[Exercise task A] Repeat the endgame table base indexing text below word for word, starting with "A 'data tree'" and going on through "free pawn squares.".

[Text passage]
In order to be able to look-up a chess position in an EG table base,
the indexing scheme must ensure that each position is translated into a
unique number. The indexing scheme largely determines the size of the
EGTB files, so the number of illegal positions that an indexing scheme
allows should therefore be kept to a minimum.

I can think of an indexing scheme that allows absolutely NO illegal
positions, so the size of the EGTB will be the theoretical minimal.

Here's the idea:
================

Before the index is calculated, each position is transposed by making
maximum use of all possible symmetries. If there are pawns on the
board, the stmK is constrained to the a-d files. If there are no pawns
on the board, the stmK is contrained to the a1-d1-d4 triangle. Nothing
new till here!

A 'data tree' is built by placing men in the following order:

depth = 0: stmK-sntmK pair, this forms 1806 (with Pawns) or 462 (no
Pawns) BRANCHES AT THE ROOT.
depth = 1: stm Pawns (placed as a group to minimize the index range),
and the possible squares
depend on the location of the sntmK (preventing unblockable
checks).
depth = 2: sntm Pawns, again: placed as a group and only considering
remaining free pawn squares.

[Exercise task B] Reproduce without changes the records below, starting with the line with "subtitles-button[interactable]: SUB Subtitles" and going on through the line with "stop-icon[interactable]: ■ bbox=[1044, 3, 1060, 13]".

[Records for this task]

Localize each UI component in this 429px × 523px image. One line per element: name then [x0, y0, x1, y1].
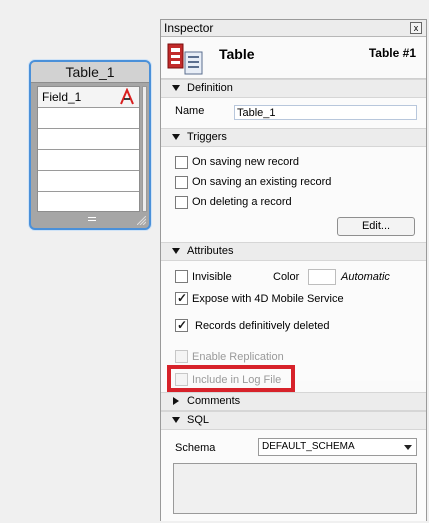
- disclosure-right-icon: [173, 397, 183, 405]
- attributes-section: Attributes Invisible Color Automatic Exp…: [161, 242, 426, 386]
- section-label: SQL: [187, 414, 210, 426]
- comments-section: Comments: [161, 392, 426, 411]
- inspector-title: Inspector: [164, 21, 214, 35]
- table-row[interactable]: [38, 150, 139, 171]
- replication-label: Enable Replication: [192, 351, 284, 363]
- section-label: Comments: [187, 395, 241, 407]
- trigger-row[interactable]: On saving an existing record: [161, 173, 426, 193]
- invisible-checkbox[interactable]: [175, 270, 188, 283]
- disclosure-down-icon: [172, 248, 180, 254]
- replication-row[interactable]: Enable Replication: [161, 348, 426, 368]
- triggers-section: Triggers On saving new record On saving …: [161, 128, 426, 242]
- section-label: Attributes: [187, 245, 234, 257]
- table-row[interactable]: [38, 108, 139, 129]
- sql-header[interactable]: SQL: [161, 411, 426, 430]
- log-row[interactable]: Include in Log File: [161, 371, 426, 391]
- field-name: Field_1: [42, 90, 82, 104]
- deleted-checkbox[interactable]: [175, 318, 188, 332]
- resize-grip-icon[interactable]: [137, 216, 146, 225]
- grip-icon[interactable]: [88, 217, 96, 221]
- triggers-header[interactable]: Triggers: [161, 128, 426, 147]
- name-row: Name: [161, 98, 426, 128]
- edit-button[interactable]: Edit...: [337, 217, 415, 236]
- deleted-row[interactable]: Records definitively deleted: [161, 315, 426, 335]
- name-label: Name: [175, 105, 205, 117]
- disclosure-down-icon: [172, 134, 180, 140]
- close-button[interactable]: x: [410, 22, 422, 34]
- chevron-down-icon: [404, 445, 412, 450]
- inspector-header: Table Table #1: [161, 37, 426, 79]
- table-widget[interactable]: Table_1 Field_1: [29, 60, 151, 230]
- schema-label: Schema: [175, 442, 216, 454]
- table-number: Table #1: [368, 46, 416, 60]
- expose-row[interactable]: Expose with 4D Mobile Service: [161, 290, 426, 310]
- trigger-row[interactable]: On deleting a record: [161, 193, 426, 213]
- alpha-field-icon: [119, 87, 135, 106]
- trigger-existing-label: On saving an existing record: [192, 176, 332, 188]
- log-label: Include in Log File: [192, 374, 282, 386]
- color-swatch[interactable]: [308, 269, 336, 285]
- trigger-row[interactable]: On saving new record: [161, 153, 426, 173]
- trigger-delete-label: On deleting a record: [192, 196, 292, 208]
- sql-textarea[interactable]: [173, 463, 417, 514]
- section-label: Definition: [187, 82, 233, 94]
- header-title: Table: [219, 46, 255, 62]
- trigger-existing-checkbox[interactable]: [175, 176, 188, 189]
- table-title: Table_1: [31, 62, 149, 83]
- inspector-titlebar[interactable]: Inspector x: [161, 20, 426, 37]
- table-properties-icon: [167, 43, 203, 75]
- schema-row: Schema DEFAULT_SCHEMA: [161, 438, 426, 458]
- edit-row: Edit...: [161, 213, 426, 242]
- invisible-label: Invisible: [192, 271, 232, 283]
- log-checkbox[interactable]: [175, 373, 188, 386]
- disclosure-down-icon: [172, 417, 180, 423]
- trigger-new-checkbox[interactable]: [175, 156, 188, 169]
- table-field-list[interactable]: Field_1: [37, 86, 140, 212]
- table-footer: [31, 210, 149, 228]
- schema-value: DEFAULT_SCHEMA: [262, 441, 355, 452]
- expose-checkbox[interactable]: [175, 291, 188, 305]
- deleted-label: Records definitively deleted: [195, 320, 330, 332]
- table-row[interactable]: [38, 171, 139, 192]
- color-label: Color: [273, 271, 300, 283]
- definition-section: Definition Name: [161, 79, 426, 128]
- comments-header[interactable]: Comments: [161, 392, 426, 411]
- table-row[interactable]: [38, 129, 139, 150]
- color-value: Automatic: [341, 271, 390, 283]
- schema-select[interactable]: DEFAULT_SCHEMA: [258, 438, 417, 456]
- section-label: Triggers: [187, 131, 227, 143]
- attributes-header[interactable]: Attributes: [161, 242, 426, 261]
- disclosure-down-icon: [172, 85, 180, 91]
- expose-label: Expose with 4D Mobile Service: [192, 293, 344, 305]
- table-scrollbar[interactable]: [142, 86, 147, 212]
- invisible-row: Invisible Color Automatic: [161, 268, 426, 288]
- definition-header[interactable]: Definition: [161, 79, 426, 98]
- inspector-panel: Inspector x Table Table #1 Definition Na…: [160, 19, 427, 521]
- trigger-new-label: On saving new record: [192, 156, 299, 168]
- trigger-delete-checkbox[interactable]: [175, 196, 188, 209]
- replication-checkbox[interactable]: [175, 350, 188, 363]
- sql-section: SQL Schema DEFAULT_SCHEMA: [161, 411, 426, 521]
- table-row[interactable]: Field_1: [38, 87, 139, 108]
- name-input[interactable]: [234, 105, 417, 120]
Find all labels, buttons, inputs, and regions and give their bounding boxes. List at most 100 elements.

--

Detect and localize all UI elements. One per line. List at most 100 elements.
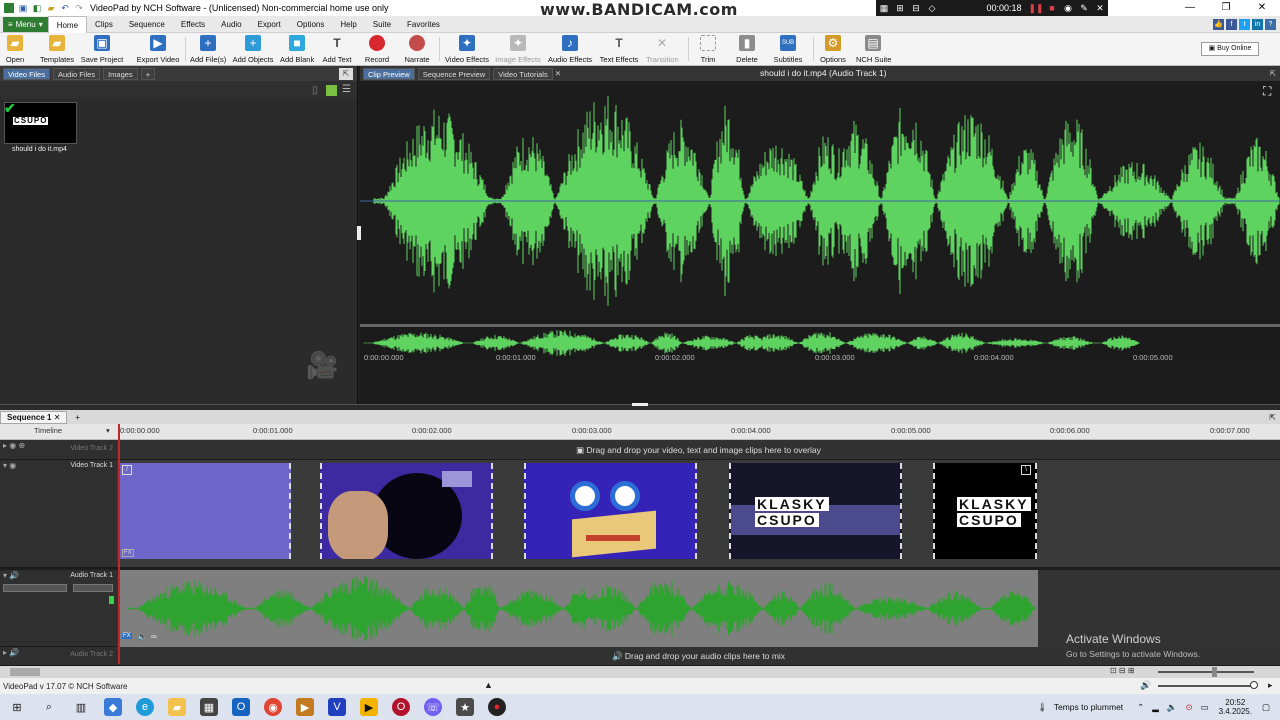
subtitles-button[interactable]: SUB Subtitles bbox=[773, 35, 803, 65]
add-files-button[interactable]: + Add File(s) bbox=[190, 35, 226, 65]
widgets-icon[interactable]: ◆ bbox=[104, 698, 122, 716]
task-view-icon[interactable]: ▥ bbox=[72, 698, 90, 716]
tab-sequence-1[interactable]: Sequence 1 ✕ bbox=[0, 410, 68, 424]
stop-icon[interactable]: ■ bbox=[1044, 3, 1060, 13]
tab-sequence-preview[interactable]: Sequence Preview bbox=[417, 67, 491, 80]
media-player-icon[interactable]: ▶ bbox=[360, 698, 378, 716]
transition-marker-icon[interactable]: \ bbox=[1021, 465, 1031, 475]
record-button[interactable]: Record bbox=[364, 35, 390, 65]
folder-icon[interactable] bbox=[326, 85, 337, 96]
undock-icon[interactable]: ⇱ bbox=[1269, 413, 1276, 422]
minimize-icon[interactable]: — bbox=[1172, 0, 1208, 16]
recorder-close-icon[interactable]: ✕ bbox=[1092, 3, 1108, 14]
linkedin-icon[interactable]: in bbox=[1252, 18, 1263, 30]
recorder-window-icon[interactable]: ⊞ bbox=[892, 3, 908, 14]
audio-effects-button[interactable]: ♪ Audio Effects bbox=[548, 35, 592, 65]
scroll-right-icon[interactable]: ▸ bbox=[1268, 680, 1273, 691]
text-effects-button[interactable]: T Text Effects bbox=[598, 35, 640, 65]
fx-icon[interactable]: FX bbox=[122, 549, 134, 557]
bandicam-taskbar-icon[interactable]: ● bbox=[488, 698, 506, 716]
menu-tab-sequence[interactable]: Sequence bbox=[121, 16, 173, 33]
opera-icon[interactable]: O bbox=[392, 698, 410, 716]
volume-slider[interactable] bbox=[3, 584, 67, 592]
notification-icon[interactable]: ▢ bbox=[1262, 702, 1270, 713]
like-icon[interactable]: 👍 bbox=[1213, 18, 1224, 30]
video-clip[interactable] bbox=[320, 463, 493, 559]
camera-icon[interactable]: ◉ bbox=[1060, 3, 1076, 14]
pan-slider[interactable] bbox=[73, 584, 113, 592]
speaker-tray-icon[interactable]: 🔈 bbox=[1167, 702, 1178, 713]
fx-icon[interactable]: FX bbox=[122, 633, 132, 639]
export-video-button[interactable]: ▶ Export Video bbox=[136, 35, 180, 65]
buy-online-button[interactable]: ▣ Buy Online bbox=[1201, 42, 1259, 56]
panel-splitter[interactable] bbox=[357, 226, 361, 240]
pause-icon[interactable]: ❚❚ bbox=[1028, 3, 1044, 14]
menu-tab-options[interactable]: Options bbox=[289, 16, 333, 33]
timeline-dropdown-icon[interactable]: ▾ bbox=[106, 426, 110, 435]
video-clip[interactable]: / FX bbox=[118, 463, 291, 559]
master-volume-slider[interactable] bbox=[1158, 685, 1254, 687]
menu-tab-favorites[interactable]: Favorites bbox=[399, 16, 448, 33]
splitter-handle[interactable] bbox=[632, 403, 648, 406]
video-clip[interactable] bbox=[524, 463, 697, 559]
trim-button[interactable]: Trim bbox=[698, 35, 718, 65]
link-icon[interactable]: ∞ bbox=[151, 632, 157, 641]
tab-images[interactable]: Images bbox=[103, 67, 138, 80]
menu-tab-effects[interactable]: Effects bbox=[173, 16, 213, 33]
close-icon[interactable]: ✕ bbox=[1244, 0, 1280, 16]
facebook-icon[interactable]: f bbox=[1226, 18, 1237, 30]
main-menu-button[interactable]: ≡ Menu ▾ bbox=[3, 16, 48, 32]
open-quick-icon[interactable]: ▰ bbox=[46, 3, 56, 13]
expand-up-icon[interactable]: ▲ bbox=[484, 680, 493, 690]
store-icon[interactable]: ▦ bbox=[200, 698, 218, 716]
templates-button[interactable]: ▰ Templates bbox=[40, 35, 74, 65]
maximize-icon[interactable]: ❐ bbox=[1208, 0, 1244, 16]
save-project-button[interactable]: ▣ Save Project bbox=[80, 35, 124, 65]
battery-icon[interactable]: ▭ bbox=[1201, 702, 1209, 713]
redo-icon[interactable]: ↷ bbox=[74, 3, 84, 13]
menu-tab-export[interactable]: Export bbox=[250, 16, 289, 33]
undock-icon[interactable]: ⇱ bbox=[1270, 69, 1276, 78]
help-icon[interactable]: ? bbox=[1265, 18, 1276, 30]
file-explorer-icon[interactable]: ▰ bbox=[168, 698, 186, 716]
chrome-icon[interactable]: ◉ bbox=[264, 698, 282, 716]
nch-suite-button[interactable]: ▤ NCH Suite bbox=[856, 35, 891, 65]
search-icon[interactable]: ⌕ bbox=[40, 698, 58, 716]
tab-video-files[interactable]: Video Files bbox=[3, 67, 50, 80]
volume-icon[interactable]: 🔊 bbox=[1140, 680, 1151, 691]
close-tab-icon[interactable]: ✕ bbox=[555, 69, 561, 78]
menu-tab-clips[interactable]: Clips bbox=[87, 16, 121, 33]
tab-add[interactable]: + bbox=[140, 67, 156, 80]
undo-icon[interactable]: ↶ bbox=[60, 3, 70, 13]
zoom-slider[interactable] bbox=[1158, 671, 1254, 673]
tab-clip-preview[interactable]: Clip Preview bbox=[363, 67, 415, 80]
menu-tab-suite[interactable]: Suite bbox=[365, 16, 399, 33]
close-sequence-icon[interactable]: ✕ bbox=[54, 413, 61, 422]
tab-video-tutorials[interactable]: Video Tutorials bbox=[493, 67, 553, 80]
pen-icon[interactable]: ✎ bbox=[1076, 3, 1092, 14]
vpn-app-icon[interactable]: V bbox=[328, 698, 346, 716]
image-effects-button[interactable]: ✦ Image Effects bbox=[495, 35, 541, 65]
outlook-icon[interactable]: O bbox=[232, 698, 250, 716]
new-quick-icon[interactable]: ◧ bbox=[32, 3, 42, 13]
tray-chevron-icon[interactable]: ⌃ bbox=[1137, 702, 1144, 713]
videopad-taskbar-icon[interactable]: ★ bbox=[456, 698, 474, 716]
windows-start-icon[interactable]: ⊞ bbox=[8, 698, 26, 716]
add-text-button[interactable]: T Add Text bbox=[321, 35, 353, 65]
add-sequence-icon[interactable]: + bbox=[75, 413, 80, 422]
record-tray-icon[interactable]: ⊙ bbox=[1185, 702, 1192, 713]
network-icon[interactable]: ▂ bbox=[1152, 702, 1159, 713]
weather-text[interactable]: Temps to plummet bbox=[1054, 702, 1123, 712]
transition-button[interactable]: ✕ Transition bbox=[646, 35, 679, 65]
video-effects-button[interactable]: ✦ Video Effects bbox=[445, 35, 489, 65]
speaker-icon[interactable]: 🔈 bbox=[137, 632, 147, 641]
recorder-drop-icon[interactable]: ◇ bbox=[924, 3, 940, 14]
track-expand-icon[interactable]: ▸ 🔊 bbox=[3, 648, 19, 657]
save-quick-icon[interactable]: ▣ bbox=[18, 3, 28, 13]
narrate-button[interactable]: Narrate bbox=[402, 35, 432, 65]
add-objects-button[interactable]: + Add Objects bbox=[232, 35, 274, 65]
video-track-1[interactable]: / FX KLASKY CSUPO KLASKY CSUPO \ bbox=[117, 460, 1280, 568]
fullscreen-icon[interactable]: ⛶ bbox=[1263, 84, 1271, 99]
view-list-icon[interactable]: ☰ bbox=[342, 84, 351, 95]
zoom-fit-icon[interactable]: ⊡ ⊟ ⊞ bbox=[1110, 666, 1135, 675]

[Result A]
A 'data tree' is built by placing men in the following order:

depth = 0: stmK-sntmK pair, this forms 1806 (with Pawns) or 462 (no
Pawns) BRANCHES AT THE ROOT.
depth = 1: stm Pawns (placed as a group to minimize the index range),
and the possible squares
depend on the location of the sntmK (preventing unblockable
checks).
depth = 2: sntm Pawns, again: placed as a group and only considering
remaining free pawn squares.

[Result B]
subtitles-button[interactable]: SUB Subtitles bbox=[773, 35, 803, 65]
add-files-button[interactable]: + Add File(s) bbox=[190, 35, 226, 65]
widgets-icon[interactable]: ◆ bbox=[104, 698, 122, 716]
task-view-icon[interactable]: ▥ bbox=[72, 698, 90, 716]
tab-sequence-1[interactable]: Sequence 1 ✕ bbox=[0, 410, 68, 424]
stop-icon[interactable]: ■ bbox=[1044, 3, 1060, 13]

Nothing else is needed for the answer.